*Written request*:
Among the entries below, count the lines that contain the word "content". Write down only the total.

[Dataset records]

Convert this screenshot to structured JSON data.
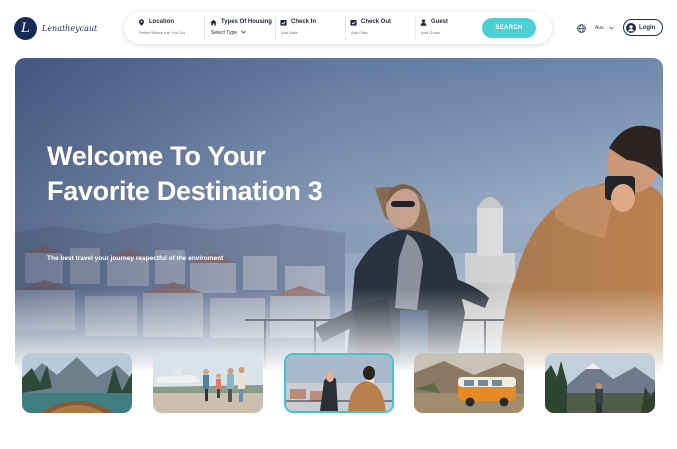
{
  "brand": {
    "name": "Lenatheycaut",
    "initial": "L"
  },
  "search": {
    "location": {
      "label": "Location",
      "placeholder": "Select Where Are You Goi..."
    },
    "housing": {
      "label": "Types Of Housing",
      "value": "Select Type"
    },
    "check_in": {
      "label": "Check In",
      "placeholder": "Add Date"
    },
    "check_out": {
      "label": "Check Out",
      "placeholder": "Add Date"
    },
    "guest": {
      "label": "Guest",
      "placeholder": "Add Guest"
    },
    "button_label": "SEARCH"
  },
  "header": {
    "language": "Aus",
    "login_label": "Login"
  },
  "hero": {
    "title": "Welcome To Your Favorite Destination 3",
    "subtitle": "The best travel your journey respectful of the enviroment"
  },
  "thumbnails": [
    {
      "name": "lake-boat",
      "active": false
    },
    {
      "name": "airfield-travelers",
      "active": false
    },
    {
      "name": "city-photographer",
      "active": true
    },
    {
      "name": "orange-van",
      "active": false
    },
    {
      "name": "mountain-hiker",
      "active": false
    }
  ],
  "colors": {
    "accent": "#4dd0d3",
    "brand_navy": "#172a55",
    "active_border": "#3fc7cc"
  }
}
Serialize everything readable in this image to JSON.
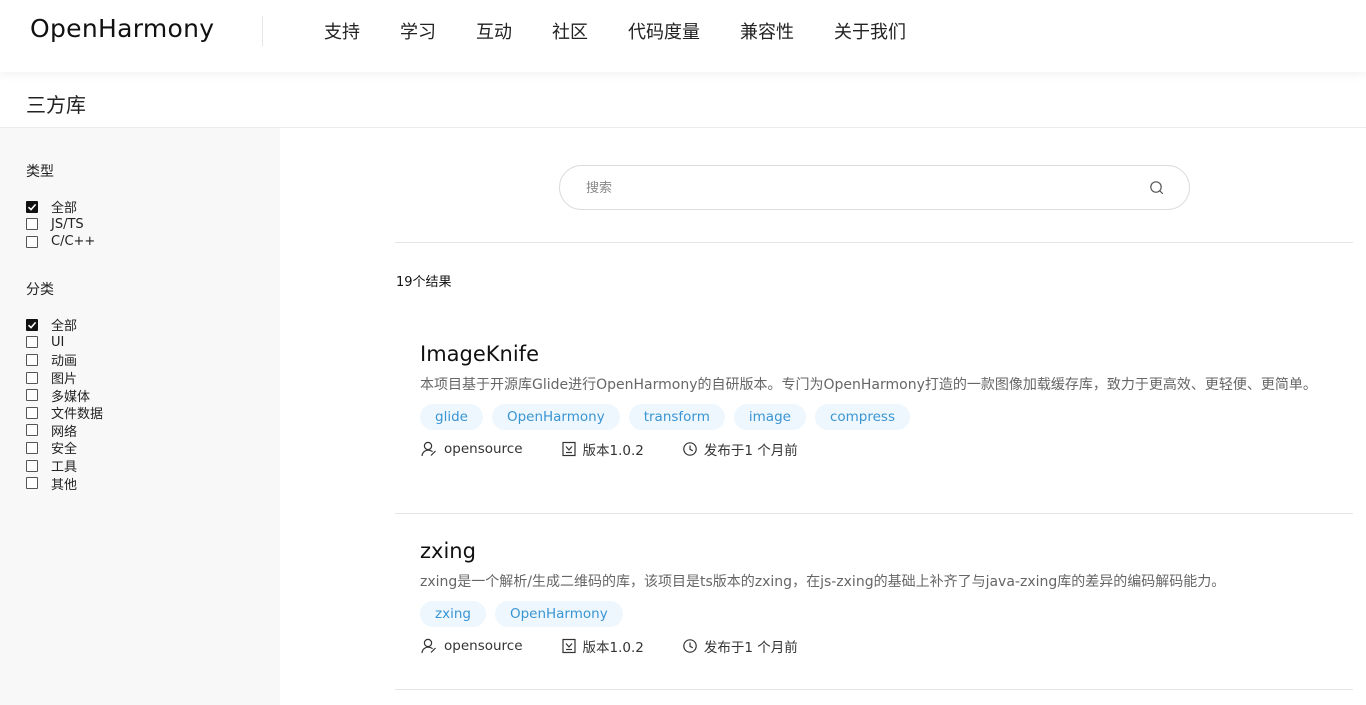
{
  "header": {
    "logo": "OpenHarmony",
    "nav": [
      "支持",
      "学习",
      "互动",
      "社区",
      "代码度量",
      "兼容性",
      "关于我们"
    ]
  },
  "page_title": "三方库",
  "sidebar": {
    "type_filter": {
      "title": "类型",
      "options": [
        {
          "label": "全部",
          "checked": true
        },
        {
          "label": "JS/TS",
          "checked": false
        },
        {
          "label": "C/C++",
          "checked": false
        }
      ]
    },
    "category_filter": {
      "title": "分类",
      "options": [
        {
          "label": "全部",
          "checked": true
        },
        {
          "label": "UI",
          "checked": false
        },
        {
          "label": "动画",
          "checked": false
        },
        {
          "label": "图片",
          "checked": false
        },
        {
          "label": "多媒体",
          "checked": false
        },
        {
          "label": "文件数据",
          "checked": false
        },
        {
          "label": "网络",
          "checked": false
        },
        {
          "label": "安全",
          "checked": false
        },
        {
          "label": "工具",
          "checked": false
        },
        {
          "label": "其他",
          "checked": false
        }
      ]
    }
  },
  "search": {
    "placeholder": "搜索",
    "value": ""
  },
  "result_count": "19个结果",
  "results": [
    {
      "name": "ImageKnife",
      "description": "本项目基于开源库Glide进行OpenHarmony的自研版本。专门为OpenHarmony打造的一款图像加载缓存库，致力于更高效、更轻便、更简单。",
      "tags": [
        "glide",
        "OpenHarmony",
        "transform",
        "image",
        "compress"
      ],
      "author": "opensource",
      "version": "版本1.0.2",
      "published": "发布于1 个月前"
    },
    {
      "name": "zxing",
      "description": "zxing是一个解析/生成二维码的库，该项目是ts版本的zxing，在js-zxing的基础上补齐了与java-zxing库的差异的编码解码能力。",
      "tags": [
        "zxing",
        "OpenHarmony"
      ],
      "author": "opensource",
      "version": "版本1.0.2",
      "published": "发布于1 个月前"
    }
  ],
  "colors": {
    "tag_bg": "#eef7fd",
    "tag_text": "#3a95d3",
    "sidebar_bg": "#f8f8f8"
  }
}
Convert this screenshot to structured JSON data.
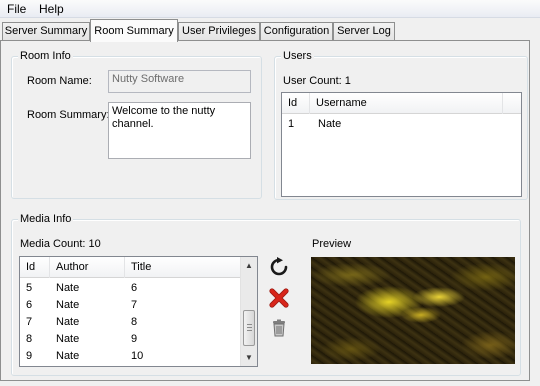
{
  "menu": {
    "items": [
      "File",
      "Help"
    ]
  },
  "tabs": [
    {
      "label": "Server Summary",
      "active": false
    },
    {
      "label": "Room Summary",
      "active": true
    },
    {
      "label": "User Privileges",
      "active": false
    },
    {
      "label": "Configuration",
      "active": false
    },
    {
      "label": "Server Log",
      "active": false
    }
  ],
  "room_info": {
    "legend": "Room Info",
    "room_name_label": "Room Name:",
    "room_name_value": "Nutty Software",
    "room_summary_label": "Room Summary:",
    "room_summary_value": "Welcome to the nutty channel."
  },
  "users": {
    "legend": "Users",
    "count_text": "User Count: 1",
    "columns": [
      "Id",
      "Username"
    ],
    "rows": [
      {
        "id": "1",
        "username": "Nate"
      }
    ]
  },
  "media_info": {
    "legend": "Media Info",
    "count_text": "Media Count: 10",
    "columns": [
      "Id",
      "Author",
      "Title"
    ],
    "rows": [
      {
        "id": "5",
        "author": "Nate",
        "title": "6"
      },
      {
        "id": "6",
        "author": "Nate",
        "title": "7"
      },
      {
        "id": "7",
        "author": "Nate",
        "title": "8"
      },
      {
        "id": "8",
        "author": "Nate",
        "title": "9"
      },
      {
        "id": "9",
        "author": "Nate",
        "title": "10"
      }
    ],
    "actions": [
      "refresh-icon",
      "delete-icon",
      "trash-icon"
    ],
    "preview_label": "Preview"
  },
  "colors": {
    "refresh": "#1a1a1a",
    "delete": "#d8261b",
    "trash": "#8a8a8a"
  }
}
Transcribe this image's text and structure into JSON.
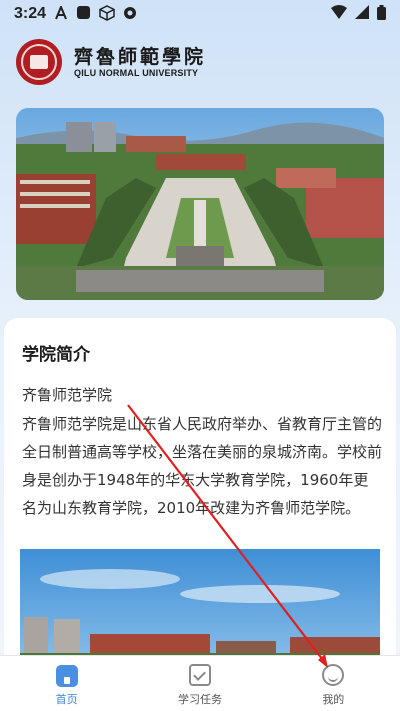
{
  "status_bar": {
    "time": "3:24",
    "left_icons": [
      "accessibility-icon",
      "square-app-icon",
      "box-icon",
      "settings-icon"
    ],
    "right_icons": [
      "wifi-icon",
      "signal-icon",
      "battery-icon"
    ]
  },
  "header": {
    "logo_cn": "齊魯師範學院",
    "logo_en": "QILU NORMAL UNIVERSITY"
  },
  "intro": {
    "title": "学院简介",
    "subtitle": "齐鲁师范学院",
    "body": "齐鲁师范学院是山东省人民政府举办、省教育厅主管的全日制普通高等学校，坐落在美丽的泉城济南。学校前身是创办于1948年的华东大学教育学院，1960年更名为山东教育学院，2010年改建为齐鲁师范学院。"
  },
  "tabbar": {
    "items": [
      {
        "label": "首页",
        "icon": "home-icon",
        "active": true
      },
      {
        "label": "学习任务",
        "icon": "task-check-icon",
        "active": false
      },
      {
        "label": "我的",
        "icon": "profile-icon",
        "active": false
      }
    ]
  },
  "colors": {
    "accent": "#3a86d8",
    "seal": "#b01e23",
    "annotation_arrow": "#e02020"
  }
}
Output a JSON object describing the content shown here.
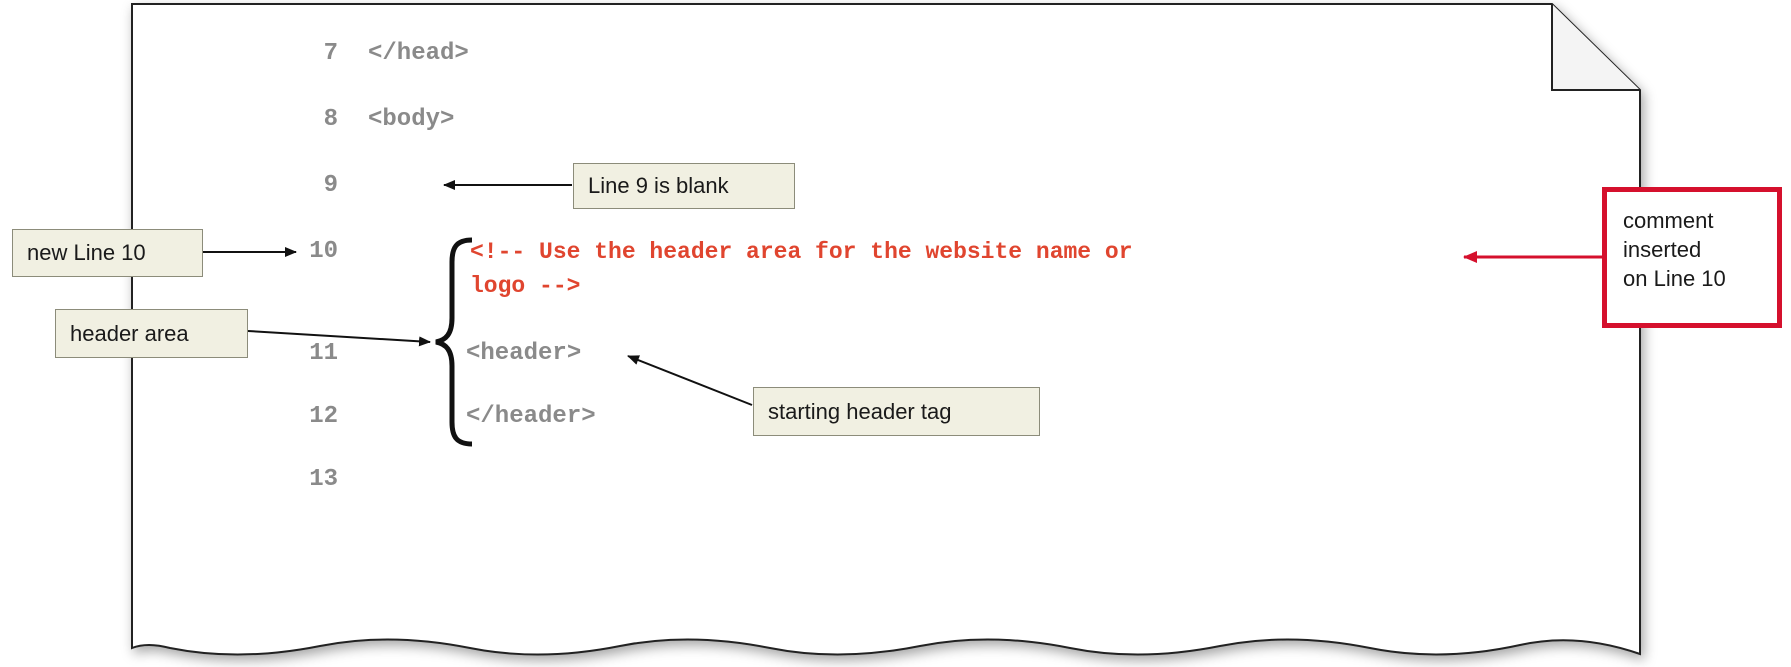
{
  "code_lines": [
    {
      "number": "7",
      "text": "</head>"
    },
    {
      "number": "8",
      "text": "<body>"
    },
    {
      "number": "9",
      "text": ""
    },
    {
      "number": "10",
      "text": "<!-- Use the header area for the website name or",
      "continuation": "logo -->"
    },
    {
      "number": "11",
      "text": "<header>"
    },
    {
      "number": "12",
      "text": "</header>"
    },
    {
      "number": "13",
      "text": ""
    }
  ],
  "callouts": {
    "line9": "Line 9 is blank",
    "new_line10": "new Line 10",
    "header_area": "header area",
    "starting_tag": "starting header tag",
    "comment_inserted": [
      "comment",
      "inserted",
      "on Line 10"
    ]
  },
  "colors": {
    "code_gray": "#8a8a8a",
    "comment_red": "#e0452f",
    "callout_fill": "#f1f0e2",
    "highlight_border": "#d5102d"
  }
}
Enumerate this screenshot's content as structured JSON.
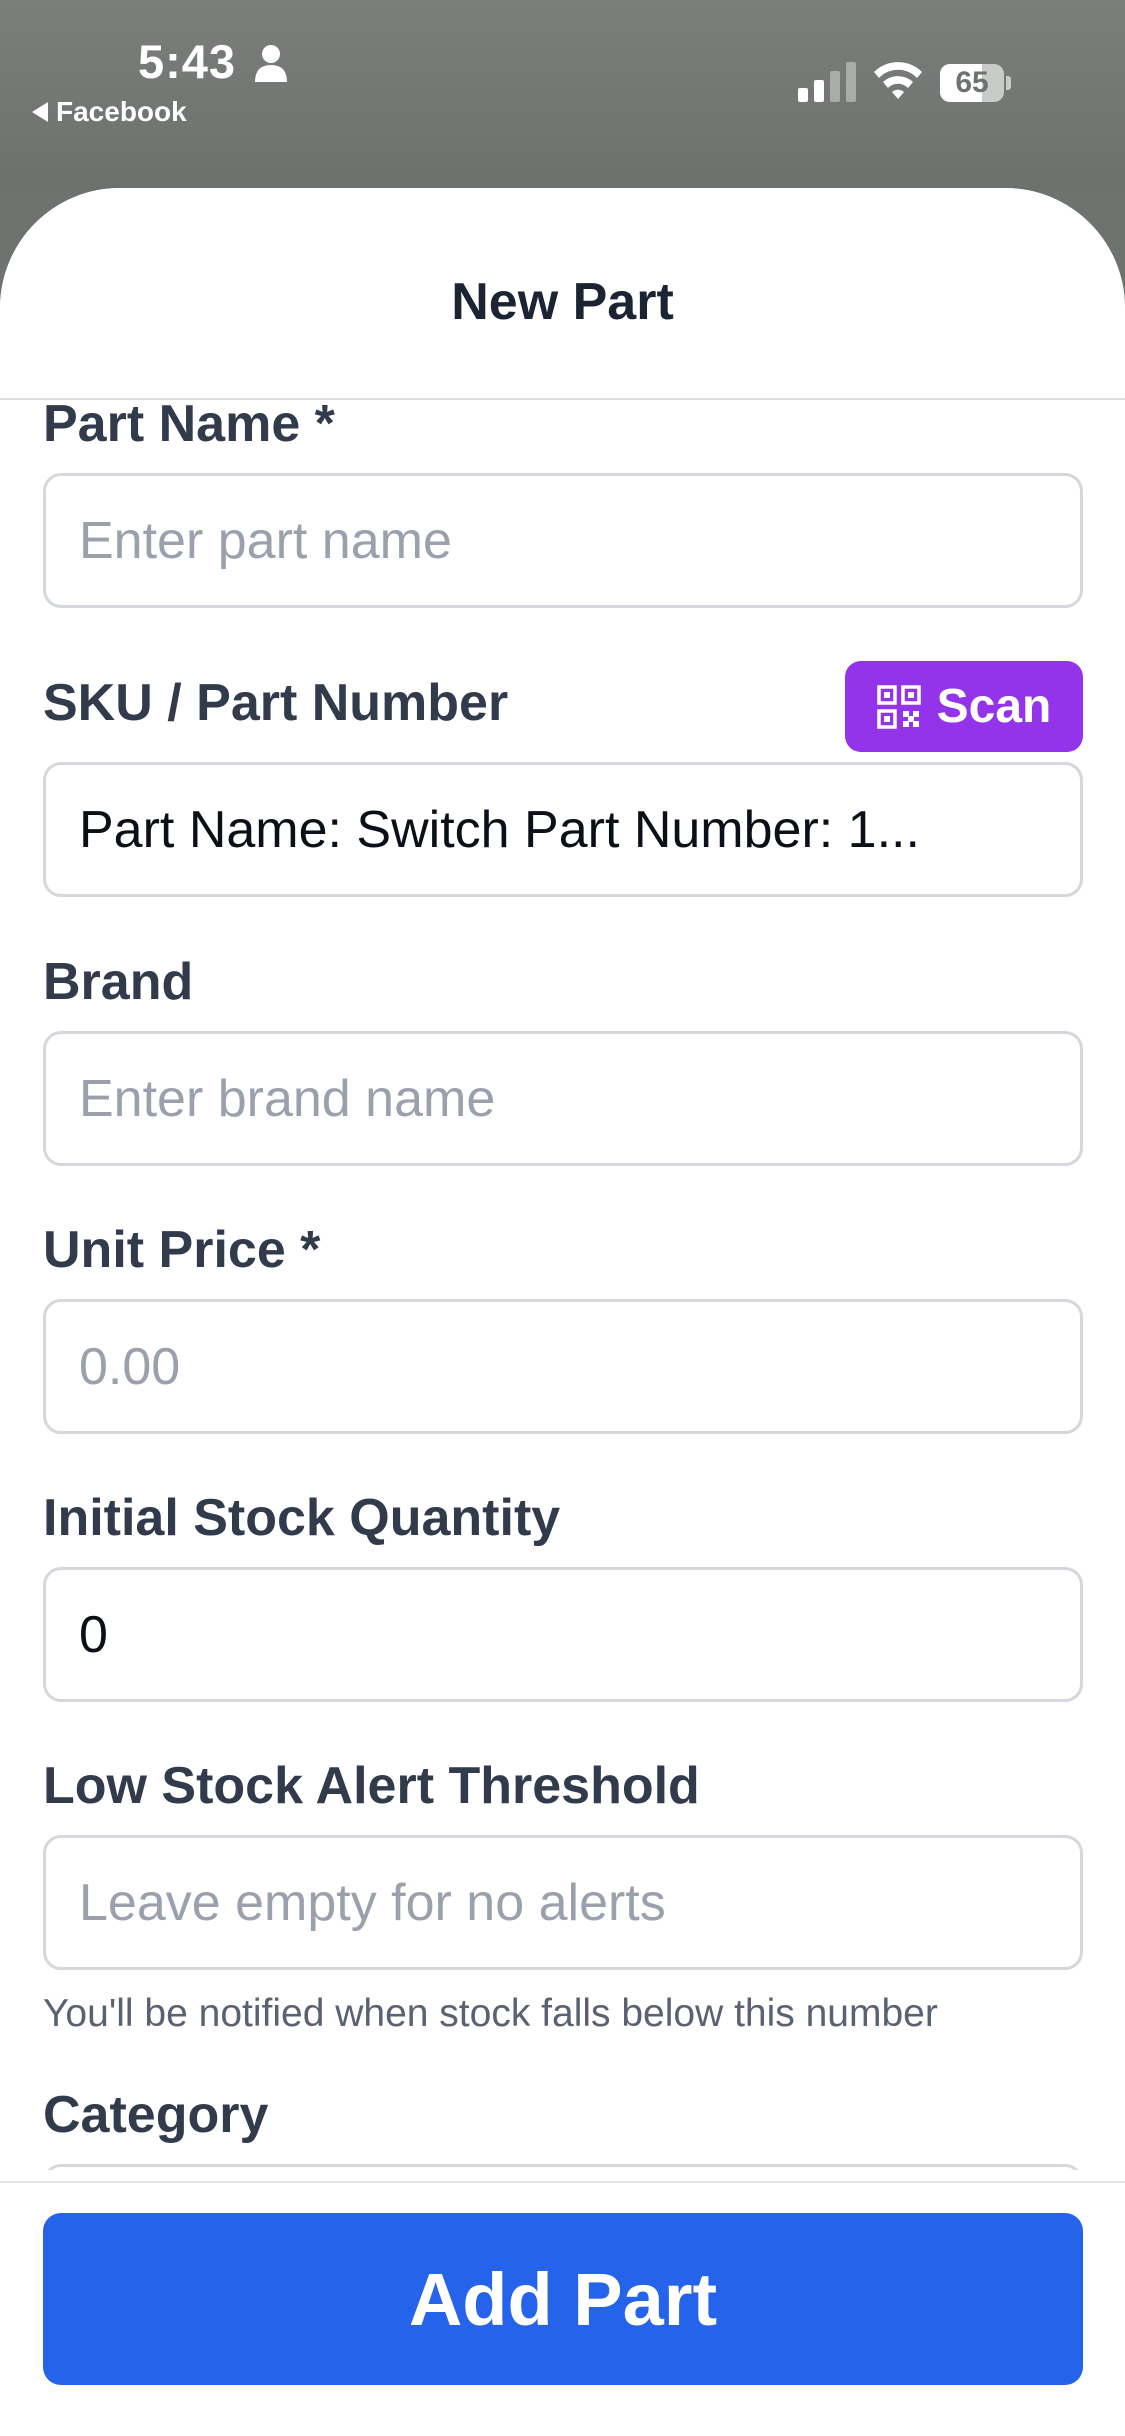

*Answer to the problem*:
2